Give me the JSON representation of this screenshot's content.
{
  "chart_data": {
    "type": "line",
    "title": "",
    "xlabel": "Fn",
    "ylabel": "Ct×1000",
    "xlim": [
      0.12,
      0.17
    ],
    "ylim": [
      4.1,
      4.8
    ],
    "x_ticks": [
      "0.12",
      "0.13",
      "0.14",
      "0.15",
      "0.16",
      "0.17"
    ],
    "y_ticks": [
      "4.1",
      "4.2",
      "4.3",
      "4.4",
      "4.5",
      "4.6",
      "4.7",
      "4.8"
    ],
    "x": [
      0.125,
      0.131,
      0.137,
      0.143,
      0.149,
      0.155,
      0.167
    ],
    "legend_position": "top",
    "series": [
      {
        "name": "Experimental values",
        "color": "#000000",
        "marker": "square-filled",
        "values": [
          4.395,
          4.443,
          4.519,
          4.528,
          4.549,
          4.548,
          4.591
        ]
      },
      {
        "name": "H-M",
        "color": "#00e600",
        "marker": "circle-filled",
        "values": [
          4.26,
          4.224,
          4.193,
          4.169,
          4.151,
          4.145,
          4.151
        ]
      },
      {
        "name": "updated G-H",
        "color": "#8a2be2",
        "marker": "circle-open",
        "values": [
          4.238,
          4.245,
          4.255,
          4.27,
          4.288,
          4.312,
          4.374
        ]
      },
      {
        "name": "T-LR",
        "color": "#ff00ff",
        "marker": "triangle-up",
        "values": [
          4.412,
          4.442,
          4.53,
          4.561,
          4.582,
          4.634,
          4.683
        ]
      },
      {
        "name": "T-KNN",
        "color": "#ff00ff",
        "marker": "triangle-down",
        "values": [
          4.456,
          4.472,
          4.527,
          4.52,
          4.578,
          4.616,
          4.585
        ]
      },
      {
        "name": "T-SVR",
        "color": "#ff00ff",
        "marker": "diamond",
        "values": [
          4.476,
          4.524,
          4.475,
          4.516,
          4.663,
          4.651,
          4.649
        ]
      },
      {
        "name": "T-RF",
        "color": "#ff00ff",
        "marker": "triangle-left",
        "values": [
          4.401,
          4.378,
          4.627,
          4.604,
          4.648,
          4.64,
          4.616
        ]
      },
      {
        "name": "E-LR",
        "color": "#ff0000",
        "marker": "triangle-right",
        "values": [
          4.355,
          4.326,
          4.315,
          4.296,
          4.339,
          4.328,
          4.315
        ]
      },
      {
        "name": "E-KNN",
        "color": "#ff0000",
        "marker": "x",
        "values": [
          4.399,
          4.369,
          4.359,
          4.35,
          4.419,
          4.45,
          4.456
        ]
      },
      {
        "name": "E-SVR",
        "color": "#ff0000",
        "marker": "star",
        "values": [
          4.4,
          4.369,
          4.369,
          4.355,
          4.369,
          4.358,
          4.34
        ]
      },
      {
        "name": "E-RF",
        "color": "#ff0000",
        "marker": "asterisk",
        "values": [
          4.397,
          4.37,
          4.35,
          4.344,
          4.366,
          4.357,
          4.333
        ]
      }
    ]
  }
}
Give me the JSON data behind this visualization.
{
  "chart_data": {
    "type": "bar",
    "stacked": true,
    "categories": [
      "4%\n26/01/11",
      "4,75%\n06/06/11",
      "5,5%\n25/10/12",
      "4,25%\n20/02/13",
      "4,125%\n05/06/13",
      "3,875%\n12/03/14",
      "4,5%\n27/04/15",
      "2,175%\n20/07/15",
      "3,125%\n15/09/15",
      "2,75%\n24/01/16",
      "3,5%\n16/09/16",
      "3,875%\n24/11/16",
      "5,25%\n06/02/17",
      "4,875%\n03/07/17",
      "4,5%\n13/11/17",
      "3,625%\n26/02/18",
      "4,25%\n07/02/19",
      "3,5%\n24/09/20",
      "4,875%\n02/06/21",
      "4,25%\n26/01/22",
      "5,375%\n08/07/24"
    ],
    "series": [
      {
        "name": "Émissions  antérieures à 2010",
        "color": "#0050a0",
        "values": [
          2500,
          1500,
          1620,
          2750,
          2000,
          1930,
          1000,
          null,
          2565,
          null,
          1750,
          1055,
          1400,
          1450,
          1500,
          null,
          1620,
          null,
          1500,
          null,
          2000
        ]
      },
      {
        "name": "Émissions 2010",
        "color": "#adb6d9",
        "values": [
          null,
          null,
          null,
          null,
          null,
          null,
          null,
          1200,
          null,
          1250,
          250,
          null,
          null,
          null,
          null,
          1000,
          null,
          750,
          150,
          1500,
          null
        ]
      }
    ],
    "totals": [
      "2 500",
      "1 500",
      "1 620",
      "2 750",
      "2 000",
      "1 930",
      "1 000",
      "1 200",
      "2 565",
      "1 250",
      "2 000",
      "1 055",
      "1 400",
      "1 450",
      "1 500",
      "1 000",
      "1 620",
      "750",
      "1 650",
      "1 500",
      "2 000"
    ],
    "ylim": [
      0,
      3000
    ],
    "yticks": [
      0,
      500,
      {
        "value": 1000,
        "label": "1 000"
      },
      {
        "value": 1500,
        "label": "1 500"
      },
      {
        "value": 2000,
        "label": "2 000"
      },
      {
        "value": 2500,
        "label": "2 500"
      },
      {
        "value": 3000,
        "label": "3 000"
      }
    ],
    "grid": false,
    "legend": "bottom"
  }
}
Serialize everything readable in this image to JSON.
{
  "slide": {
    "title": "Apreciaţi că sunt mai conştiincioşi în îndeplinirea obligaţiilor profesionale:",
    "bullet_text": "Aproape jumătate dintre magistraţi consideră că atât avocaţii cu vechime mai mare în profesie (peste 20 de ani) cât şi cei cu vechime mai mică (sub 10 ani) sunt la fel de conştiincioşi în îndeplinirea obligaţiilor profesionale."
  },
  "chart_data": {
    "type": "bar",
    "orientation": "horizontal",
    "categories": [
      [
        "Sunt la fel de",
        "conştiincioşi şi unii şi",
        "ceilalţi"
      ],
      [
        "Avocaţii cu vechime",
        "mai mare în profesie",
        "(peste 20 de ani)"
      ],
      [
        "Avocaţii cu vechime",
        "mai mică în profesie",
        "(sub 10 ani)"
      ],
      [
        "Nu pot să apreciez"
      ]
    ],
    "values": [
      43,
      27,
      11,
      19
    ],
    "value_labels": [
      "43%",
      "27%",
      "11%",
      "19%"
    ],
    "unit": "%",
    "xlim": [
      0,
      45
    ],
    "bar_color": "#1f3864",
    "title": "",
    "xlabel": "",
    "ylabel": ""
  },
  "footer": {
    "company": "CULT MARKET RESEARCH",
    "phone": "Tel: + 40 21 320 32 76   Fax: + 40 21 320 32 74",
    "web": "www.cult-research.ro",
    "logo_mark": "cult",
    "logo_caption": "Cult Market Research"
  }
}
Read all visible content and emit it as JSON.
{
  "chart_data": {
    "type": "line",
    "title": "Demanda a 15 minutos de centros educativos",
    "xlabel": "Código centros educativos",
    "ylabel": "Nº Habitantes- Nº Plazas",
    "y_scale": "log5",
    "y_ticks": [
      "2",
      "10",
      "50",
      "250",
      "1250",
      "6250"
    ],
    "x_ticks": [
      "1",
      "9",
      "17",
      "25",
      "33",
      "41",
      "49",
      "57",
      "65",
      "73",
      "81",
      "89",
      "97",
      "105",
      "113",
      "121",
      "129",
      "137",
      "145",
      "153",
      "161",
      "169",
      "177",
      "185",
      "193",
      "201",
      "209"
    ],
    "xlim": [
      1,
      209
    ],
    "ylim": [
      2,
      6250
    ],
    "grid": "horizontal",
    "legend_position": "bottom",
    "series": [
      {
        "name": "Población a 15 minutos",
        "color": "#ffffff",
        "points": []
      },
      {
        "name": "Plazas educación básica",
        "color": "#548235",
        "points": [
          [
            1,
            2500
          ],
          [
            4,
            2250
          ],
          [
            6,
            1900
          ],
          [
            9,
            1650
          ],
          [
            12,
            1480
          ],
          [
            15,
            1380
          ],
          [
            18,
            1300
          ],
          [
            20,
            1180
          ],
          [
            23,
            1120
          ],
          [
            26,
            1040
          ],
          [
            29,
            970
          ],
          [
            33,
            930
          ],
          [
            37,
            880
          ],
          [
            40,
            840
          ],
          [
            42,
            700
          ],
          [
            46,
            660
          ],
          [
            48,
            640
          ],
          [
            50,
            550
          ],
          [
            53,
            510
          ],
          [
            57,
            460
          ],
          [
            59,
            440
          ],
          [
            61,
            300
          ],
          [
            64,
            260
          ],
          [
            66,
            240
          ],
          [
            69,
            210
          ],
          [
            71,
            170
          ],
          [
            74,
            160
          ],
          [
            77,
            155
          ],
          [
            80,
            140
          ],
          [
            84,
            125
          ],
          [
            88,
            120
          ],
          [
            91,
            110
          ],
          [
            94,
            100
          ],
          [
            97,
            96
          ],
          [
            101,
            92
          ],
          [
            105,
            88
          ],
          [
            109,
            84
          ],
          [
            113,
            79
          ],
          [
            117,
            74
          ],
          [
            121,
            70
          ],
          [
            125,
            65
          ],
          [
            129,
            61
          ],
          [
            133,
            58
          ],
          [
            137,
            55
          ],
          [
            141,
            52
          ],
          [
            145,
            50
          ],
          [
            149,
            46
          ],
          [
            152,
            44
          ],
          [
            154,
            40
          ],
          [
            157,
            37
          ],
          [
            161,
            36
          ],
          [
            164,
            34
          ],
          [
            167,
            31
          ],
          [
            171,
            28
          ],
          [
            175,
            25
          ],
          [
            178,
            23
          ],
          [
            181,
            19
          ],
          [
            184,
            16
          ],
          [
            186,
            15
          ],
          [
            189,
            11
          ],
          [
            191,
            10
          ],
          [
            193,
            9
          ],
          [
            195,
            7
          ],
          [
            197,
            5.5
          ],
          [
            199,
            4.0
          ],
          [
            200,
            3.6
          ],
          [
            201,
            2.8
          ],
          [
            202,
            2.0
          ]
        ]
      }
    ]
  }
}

## Problem statement
Filter the records above and return every line that holds the word "this".

## Reply
Give me the JSON representation of this screenshot's content.
Give me the JSON data behind this visualization.
Serialize everything readable in this image to JSON.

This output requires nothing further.